**Texto de la página**
○ ○ ○ ○ ○ ○ ○
Curro Romero y Carmen Tello nos abren las puertas de ‘Bellasombra’, la casa sevillana donde vivirán tras la boda

"Esto es lo más bonito que le puede pasar a una persona"
—El amor te ha cambiado, Curro. Antes eras más reservado, apenas se te veía. Estos siete años con Carmen te han hecho distinto.
—Hombre, es que cuando te llega este punto de enamorarte es lo más bonito que le puede pasar a una persona, pero la vida social y esas cosas a mí me siguen costando mucho. Lo hago por Carmen, por amor. Aunque yo ya estaba enamorado de ella hace mucho tiempo. La conocía cuando estaba casada, teníamos un grupo de amigos comunes. Me parecía la mujer más atractiva del mundo. Y yo pensaba para mí: «Esta es la persona que a mí me haría feliz».

—¿Pensaste alguna vez que llegarías a casarte de nuevo?
—Yo dije que no me volvería a casar jamás, pero el amor lo mueve todo. A Carmen parece que tampoco se le pasaba por la cabeza un nuevo matrimonio, y ya ves.

—¿Qué tiene Carmen para hacerte cambiar de esa manera?
—Aparte de guapa, es una mujer simpática y buena persona. Siempre está haciendo algo por los demás y haciéndote la vida agradable; eso ayuda mucho a sus hechuras de mujer.
○ ○ ○ ○ ○ ○ ○
**Entradas extraídas**
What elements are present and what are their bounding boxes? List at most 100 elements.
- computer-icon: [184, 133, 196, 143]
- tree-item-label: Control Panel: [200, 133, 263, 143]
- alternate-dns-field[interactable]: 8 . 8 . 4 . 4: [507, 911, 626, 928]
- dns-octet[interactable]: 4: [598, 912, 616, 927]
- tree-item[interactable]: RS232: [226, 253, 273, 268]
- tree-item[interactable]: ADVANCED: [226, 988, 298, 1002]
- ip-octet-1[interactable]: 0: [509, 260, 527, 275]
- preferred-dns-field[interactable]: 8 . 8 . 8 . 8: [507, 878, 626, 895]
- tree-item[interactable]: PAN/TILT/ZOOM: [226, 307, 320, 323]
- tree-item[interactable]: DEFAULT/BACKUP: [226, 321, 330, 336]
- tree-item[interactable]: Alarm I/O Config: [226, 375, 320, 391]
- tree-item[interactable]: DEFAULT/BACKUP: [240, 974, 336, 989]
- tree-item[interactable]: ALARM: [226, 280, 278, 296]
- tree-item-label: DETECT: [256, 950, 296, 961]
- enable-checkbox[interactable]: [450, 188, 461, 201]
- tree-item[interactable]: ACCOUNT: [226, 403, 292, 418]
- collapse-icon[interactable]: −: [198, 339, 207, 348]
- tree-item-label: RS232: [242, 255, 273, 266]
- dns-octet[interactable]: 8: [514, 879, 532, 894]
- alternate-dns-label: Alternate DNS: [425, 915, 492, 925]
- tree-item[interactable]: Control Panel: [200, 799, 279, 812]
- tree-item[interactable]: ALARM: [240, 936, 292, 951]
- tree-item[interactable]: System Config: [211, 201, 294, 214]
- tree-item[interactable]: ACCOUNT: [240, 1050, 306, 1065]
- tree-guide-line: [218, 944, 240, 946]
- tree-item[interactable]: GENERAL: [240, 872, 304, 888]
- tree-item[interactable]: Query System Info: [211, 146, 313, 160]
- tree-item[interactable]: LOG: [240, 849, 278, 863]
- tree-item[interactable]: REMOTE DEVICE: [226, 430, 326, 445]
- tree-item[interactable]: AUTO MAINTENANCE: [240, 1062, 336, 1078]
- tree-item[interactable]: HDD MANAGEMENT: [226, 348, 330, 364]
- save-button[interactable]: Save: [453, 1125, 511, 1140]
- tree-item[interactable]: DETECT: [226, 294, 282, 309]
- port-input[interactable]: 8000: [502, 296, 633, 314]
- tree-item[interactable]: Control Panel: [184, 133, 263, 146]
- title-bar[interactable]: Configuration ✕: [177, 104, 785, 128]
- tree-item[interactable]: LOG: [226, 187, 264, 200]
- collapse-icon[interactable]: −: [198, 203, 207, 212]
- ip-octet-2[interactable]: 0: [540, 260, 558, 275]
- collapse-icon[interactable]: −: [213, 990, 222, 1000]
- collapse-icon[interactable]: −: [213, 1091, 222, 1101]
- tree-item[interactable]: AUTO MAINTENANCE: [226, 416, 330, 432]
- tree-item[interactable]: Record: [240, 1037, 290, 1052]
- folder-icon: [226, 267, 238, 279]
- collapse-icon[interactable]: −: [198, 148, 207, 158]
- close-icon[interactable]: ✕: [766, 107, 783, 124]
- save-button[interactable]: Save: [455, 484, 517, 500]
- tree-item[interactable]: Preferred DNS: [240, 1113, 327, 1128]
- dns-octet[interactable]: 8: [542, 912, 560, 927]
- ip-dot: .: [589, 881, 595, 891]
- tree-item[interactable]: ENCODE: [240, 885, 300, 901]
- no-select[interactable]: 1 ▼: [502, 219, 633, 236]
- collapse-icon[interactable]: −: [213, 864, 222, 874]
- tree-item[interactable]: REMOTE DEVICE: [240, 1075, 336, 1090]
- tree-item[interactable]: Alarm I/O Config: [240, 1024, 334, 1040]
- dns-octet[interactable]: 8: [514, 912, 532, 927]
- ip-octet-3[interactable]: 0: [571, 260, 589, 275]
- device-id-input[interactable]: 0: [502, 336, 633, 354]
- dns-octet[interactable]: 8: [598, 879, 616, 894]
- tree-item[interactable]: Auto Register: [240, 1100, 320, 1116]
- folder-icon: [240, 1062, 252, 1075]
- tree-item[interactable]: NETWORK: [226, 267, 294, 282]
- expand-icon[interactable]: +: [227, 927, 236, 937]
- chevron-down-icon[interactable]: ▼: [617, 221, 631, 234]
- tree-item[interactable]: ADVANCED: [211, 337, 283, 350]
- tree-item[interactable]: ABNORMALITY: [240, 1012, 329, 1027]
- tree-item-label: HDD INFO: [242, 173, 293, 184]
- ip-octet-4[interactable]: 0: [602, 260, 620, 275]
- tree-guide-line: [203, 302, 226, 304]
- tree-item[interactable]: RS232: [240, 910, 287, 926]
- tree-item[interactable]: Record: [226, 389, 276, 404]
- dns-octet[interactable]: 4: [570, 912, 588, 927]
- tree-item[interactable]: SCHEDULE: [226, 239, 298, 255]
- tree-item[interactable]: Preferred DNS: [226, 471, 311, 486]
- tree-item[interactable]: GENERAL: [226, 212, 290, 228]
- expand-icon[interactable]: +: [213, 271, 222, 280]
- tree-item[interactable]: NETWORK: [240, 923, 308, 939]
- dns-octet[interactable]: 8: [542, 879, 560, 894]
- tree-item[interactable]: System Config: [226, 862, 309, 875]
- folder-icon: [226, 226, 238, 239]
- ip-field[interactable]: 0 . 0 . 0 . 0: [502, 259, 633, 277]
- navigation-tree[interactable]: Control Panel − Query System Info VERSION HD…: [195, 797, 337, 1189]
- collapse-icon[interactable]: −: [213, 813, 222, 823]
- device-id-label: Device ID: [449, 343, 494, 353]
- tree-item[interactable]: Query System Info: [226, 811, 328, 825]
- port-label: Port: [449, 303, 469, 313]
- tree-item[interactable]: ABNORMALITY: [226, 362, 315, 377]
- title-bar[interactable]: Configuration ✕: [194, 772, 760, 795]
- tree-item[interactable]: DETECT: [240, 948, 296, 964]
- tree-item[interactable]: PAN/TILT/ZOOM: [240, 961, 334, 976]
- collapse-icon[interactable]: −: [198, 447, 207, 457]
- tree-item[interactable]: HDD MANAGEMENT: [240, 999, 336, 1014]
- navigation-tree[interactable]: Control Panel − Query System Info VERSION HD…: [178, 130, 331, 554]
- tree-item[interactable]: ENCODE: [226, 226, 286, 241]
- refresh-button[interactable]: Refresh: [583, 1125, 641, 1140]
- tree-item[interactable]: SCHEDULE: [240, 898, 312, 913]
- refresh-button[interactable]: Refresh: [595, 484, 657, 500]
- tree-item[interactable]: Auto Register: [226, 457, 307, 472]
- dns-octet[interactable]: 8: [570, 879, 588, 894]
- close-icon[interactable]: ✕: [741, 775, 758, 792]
○ ○ ○ ○ ○ ○ ○
Copia de la entrevista a Curro Romero y Carmen Tello el fragmento que va desde "Curro Romero y" hasta "casarte de nuevo?", ambos incluidos.

**Respuesta**
Curro Romero y Carmen Tello nos abren las puertas de ‘Bellasombra’, la casa sevillana donde vivirán tras la boda

"Esto es lo más bonito que le puede pasar a una persona"
—El amor te ha cambiado, Curro. Antes eras más reservado, apenas se te veía. Estos siete años con Carmen te han hecho distinto.
—Hombre, es que cuando te llega este punto de enamorarte es lo más bonito que le puede pasar a una persona, pero la vida social y esas cosas a mí me siguen costando mucho. Lo hago por Carmen, por amor. Aunque yo ya estaba enamorado de ella hace mucho tiempo. La conocía cuando estaba casada, teníamos un grupo de amigos comunes. Me parecía la mujer más atractiva del mundo. Y yo pensaba para mí: «Esta es la persona que a mí me haría feliz».

—¿Pensaste alguna vez que llegarías a casarte de nuevo?